Directions –
In the Corcoran census text below, set down word for word the passage from "23.7% of residents" up to and including "rate was 1.9%.".

23.7% of residents lived in urban areas, while 76.3% lived in rural areas.

There were 2,174 households in Corcoran, of which 35.6% had children under the age of 18 living in them. Of all households, 72.5% were married-couple households, 12.3% were households with a male householder and no spouse or partner present, and 10.3% were households with a female householder and no spouse or partner present. About 13.1% of all households were made up of individuals and 5.7% had someone living alone who was 65 years of age or older.

There were 2,244 housing units, of which 3.1% were vacant. The homeowner vacancy rate was 1.4% and the rental vacancy rate was 1.9%.

Racial composition as of the 2020 census
| Race | Number | Percent |
|---|---|---|
| White | 5,016 | 81.1% |
| Black or African American | 27 | 0.4% |
| American Indian and Alaska Native | 23 | 0.4% |
| Asian | 623 | 10.1% |
| Native Hawaiian and Other Pacific Islander | 0 | 0.0% |
| Some other race | 219 | 3.5% |
| Two or more races | 277 | 4.5% |
| Hispanic or Latino (of any race) | 330 | 5.3% |

===2010 census===
As of the census of 2010, there were 5,379 people, 1,867 households, and 1,543 families living in the city. The population density was 150.6 PD/sqmi. There were 1,919 housing units at an average density of 53.7 /sqmi. The racial makeup of the city was 92.8% White, 0.4% African American, 0.5% Native American, 3.4% Asian, 1.7% from other races, and 1.2% from two or more races. Hispanic or Latino of any race were 2.8% of the population.

There were 1,867 households, of which 33.6% had children under the age of 18 living with them, 73.2% were married couples living together, 5.0% had a female householder with no husband present, 4.4% had a male householder with no wife present, and 17.4% were non-families. 12.4% of all households were made up of individuals, and 3.1% had someone living alone who was 65 years of age or older. The average household size was 2.88 and the average family size was 3.14.

Supplied records –
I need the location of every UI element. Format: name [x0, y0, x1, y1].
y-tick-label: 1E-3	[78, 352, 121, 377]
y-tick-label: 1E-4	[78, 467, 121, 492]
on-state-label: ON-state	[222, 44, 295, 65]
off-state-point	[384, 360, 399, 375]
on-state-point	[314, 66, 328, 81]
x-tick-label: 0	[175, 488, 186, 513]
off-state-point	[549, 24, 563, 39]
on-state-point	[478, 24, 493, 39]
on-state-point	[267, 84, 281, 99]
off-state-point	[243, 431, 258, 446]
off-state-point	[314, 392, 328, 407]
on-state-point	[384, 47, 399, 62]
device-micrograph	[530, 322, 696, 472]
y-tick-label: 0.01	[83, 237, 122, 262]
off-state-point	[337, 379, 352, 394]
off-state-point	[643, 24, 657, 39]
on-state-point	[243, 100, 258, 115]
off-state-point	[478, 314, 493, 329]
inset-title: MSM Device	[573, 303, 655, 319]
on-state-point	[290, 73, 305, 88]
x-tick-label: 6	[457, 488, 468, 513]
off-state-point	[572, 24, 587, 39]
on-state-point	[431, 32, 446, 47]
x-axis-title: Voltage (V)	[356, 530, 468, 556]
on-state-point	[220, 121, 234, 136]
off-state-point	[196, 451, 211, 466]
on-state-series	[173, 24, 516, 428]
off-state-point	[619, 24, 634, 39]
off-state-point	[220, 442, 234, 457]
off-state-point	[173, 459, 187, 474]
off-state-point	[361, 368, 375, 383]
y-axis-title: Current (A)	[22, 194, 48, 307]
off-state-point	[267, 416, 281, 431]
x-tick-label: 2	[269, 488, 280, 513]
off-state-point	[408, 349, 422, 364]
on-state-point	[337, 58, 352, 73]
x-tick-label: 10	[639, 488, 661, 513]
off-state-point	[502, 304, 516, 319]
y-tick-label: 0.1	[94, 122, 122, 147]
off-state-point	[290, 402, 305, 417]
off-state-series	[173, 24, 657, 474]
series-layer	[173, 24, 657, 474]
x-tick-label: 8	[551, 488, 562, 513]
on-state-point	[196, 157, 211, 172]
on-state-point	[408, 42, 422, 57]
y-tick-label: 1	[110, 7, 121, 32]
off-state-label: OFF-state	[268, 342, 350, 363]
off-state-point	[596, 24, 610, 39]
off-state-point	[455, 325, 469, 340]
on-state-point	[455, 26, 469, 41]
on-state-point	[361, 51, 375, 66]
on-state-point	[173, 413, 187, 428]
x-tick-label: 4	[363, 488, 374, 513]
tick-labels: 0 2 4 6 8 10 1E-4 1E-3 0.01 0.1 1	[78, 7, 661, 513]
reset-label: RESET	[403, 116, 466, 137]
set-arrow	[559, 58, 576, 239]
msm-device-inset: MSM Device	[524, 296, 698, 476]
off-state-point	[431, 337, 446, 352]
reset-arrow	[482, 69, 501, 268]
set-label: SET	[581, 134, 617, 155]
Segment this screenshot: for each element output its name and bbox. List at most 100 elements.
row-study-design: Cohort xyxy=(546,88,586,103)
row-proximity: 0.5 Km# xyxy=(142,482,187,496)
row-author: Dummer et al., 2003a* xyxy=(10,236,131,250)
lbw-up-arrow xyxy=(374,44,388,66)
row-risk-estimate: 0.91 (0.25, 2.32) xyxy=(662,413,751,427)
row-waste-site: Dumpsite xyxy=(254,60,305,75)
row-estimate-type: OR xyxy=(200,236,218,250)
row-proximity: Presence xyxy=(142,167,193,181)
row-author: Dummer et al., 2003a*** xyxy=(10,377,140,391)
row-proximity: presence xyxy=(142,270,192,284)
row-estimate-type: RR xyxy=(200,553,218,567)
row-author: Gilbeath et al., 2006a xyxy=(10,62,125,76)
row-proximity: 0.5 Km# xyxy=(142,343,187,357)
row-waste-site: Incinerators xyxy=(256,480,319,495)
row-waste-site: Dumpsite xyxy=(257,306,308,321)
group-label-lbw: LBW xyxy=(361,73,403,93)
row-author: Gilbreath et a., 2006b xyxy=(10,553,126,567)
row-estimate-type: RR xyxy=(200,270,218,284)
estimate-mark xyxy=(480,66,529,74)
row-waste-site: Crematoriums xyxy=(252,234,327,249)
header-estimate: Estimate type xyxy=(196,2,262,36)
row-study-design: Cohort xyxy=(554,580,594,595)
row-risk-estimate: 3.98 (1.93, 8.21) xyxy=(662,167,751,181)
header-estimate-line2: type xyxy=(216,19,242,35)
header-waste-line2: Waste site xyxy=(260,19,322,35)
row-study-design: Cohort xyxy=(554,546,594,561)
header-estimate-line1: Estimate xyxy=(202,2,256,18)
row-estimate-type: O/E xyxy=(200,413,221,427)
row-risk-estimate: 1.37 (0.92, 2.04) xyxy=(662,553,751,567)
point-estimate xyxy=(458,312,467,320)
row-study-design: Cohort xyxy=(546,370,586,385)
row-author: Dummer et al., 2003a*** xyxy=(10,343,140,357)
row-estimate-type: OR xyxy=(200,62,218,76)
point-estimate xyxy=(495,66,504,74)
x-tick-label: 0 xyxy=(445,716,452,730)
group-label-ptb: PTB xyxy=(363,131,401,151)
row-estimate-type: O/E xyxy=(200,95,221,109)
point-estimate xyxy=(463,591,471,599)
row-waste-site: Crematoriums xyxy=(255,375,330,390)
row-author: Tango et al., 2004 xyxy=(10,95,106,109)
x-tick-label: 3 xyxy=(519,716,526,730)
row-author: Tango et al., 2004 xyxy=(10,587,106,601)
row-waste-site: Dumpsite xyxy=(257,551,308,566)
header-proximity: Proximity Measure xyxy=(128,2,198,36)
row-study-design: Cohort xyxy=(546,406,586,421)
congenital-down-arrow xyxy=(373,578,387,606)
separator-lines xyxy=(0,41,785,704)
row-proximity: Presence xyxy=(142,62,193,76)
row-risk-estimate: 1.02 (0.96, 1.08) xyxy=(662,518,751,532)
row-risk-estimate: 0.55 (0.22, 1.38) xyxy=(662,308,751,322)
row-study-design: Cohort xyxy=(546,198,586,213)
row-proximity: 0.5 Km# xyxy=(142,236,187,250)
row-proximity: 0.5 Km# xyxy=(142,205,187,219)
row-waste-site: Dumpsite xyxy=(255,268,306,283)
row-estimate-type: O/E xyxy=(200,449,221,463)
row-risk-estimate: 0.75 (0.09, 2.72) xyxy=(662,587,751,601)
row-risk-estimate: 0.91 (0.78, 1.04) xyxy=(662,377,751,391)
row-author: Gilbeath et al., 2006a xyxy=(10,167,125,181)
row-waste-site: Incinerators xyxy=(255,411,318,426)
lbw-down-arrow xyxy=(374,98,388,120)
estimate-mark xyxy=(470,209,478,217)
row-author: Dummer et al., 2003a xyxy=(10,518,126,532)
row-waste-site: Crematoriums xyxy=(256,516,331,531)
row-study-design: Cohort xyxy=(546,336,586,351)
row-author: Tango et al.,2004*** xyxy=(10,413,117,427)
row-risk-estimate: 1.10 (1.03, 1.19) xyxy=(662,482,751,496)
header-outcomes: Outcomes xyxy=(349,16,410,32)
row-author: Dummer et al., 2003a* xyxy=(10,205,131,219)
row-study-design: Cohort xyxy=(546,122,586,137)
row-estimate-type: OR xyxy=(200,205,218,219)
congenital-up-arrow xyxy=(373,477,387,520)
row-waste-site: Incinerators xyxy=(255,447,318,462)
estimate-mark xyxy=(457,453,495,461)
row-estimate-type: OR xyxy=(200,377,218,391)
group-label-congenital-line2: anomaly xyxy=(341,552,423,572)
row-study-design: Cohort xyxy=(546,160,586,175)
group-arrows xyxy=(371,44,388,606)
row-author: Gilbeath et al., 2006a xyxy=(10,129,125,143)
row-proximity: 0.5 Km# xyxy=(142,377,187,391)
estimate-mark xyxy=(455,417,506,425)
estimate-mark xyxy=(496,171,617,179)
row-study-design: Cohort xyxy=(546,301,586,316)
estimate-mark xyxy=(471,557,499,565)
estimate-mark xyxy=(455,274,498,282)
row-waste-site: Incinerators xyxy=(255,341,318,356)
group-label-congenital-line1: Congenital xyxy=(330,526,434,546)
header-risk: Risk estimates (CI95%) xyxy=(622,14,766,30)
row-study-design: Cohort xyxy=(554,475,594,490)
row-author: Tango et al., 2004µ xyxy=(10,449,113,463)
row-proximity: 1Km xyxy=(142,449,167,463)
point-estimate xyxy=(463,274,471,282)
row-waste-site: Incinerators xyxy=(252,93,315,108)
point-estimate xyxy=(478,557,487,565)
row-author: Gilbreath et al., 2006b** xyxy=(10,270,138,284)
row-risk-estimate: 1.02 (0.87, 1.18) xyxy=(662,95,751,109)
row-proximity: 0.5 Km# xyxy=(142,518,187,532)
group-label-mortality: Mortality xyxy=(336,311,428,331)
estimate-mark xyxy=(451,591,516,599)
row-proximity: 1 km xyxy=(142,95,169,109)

Output below –
23.7% of residents lived in urban areas, while 76.3% lived in rural areas.

There were 2,174 households in Corcoran, of which 35.6% had children under the age of 18 living in them. Of all households, 72.5% were married-couple households, 12.3% were households with a male householder and no spouse or partner present, and 10.3% were households with a female householder and no spouse or partner present. About 13.1% of all households were made up of individuals and 5.7% had someone living alone who was 65 years of age or older.

There were 2,244 housing units, of which 3.1% were vacant. The homeowner vacancy rate was 1.4% and the rental vacancy rate was 1.9%.